■ Task requirements: Find every line with the word "street" and give their count, nothing else.
──────── Supplied records
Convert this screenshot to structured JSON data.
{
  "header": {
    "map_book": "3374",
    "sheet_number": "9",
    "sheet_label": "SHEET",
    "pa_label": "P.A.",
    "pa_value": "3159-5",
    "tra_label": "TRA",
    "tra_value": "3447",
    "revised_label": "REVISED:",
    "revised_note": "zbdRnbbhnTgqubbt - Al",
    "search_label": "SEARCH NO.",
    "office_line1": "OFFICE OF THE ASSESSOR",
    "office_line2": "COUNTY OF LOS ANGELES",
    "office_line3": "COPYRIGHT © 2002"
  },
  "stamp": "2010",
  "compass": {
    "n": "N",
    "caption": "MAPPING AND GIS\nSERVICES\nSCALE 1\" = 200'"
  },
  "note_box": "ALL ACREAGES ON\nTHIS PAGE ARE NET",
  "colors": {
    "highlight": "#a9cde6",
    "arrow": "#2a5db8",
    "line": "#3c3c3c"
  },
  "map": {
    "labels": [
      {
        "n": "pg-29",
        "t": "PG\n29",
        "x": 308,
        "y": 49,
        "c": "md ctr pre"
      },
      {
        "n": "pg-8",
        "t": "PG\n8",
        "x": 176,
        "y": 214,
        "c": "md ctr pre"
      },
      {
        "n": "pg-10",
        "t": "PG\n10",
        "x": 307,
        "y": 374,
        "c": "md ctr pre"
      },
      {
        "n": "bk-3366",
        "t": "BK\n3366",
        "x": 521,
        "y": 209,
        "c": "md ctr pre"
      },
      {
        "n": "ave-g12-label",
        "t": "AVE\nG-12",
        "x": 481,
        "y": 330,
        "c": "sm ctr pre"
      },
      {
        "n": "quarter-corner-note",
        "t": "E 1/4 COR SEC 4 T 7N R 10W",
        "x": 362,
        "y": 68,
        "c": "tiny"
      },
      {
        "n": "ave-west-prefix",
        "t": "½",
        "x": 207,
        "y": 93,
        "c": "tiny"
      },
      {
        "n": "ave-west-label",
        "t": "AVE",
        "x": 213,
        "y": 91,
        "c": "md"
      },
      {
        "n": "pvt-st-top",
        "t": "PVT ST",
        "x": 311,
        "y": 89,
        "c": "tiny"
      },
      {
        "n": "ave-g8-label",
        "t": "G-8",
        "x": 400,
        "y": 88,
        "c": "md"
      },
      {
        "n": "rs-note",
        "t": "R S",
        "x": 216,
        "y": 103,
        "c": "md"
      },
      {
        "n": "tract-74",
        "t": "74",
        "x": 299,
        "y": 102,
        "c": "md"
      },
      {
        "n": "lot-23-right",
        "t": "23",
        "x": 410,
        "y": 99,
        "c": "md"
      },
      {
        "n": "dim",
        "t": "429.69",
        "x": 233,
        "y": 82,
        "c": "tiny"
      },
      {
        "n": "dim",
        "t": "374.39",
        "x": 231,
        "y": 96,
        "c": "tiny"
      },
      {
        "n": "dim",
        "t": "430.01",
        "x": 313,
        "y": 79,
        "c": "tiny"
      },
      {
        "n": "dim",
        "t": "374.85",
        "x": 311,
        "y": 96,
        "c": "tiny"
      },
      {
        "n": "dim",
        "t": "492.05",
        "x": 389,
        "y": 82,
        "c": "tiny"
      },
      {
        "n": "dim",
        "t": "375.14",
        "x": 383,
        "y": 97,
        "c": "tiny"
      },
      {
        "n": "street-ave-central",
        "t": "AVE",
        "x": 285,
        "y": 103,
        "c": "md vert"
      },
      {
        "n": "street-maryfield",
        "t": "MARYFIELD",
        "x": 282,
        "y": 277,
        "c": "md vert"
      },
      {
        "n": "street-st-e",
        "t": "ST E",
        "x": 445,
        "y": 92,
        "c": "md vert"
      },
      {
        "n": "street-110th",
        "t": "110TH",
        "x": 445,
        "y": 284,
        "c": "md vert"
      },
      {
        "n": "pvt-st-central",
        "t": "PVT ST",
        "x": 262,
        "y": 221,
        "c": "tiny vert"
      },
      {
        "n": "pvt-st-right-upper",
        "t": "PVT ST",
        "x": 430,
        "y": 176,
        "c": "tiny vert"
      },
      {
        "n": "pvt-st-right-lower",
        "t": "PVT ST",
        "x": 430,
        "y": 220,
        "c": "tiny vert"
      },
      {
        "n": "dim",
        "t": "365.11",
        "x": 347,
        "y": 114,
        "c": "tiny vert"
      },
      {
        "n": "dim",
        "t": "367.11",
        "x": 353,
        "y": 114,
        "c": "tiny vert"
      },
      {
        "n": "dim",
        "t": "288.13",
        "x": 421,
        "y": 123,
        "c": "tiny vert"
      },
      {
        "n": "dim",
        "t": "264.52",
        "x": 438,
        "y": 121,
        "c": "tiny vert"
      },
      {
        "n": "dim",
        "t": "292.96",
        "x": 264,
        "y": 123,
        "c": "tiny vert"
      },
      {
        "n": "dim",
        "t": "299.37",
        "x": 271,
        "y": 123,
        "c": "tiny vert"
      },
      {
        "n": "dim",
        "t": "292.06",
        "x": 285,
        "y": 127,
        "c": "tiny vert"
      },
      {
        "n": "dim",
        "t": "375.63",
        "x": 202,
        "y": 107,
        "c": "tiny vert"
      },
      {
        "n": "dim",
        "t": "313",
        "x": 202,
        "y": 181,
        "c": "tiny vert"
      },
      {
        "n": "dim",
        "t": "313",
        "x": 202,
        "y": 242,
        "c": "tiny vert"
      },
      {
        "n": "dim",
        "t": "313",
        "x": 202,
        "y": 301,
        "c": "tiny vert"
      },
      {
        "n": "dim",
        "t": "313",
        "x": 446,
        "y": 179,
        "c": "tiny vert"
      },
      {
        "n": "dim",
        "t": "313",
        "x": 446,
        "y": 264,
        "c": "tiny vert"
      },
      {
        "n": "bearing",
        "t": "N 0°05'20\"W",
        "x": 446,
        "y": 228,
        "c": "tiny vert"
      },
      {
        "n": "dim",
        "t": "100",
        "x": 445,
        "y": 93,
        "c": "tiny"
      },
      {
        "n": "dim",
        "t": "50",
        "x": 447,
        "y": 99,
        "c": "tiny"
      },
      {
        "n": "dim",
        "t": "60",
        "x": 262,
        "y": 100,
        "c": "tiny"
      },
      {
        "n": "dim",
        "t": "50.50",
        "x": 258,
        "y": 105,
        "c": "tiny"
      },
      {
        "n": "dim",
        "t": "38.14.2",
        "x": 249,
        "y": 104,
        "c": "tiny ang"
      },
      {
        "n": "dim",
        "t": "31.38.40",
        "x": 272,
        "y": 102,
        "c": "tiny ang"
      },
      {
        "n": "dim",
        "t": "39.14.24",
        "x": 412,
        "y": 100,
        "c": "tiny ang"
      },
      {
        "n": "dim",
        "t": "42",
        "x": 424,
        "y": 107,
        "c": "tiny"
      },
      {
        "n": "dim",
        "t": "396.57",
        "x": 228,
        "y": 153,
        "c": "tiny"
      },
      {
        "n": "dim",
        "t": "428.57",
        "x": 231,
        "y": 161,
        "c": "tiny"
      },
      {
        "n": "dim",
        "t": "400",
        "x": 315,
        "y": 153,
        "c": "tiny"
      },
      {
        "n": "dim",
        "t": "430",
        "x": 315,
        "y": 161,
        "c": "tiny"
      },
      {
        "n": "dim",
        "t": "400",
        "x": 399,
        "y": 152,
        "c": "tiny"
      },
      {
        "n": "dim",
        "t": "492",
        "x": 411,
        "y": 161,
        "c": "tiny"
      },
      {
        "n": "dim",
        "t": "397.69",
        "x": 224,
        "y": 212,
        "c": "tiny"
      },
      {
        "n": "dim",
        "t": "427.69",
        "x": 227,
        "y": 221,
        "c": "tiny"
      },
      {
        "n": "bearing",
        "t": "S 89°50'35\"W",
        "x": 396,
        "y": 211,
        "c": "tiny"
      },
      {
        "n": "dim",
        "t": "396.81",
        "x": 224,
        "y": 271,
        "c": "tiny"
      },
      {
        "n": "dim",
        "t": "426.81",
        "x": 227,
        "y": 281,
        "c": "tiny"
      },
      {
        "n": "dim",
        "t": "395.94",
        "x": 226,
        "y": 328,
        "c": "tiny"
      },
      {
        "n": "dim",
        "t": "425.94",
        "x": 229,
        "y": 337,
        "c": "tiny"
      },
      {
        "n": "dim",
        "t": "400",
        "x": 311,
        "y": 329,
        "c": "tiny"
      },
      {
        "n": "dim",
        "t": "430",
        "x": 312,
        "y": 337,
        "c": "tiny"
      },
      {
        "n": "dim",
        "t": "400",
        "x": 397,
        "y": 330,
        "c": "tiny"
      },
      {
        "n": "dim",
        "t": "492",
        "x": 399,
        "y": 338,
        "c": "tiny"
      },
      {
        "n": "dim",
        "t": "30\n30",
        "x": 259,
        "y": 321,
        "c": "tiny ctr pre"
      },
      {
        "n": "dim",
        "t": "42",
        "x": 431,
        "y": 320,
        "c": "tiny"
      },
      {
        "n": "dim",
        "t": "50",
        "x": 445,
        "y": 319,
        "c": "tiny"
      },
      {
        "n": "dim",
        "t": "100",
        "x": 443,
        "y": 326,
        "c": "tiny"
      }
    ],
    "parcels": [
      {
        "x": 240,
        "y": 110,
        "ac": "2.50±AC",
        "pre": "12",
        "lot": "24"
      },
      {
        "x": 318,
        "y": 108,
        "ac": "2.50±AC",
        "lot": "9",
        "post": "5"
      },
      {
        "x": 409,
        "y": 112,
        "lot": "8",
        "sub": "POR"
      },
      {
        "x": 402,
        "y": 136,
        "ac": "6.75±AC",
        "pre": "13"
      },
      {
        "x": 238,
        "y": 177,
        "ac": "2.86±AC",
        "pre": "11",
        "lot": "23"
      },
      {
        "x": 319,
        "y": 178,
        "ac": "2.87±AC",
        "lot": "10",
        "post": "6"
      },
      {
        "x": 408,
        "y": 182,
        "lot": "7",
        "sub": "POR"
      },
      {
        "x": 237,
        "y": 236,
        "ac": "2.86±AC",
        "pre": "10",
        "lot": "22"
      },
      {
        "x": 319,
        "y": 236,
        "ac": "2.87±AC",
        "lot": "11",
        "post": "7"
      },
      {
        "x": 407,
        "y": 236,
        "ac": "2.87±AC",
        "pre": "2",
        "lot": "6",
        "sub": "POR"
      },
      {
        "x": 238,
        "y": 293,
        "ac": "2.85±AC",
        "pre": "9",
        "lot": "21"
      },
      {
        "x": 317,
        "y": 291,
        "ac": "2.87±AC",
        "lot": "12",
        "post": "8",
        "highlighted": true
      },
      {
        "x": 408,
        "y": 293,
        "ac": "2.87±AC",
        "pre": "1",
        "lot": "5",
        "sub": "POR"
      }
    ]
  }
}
────────────────
■ Completed exercise: 4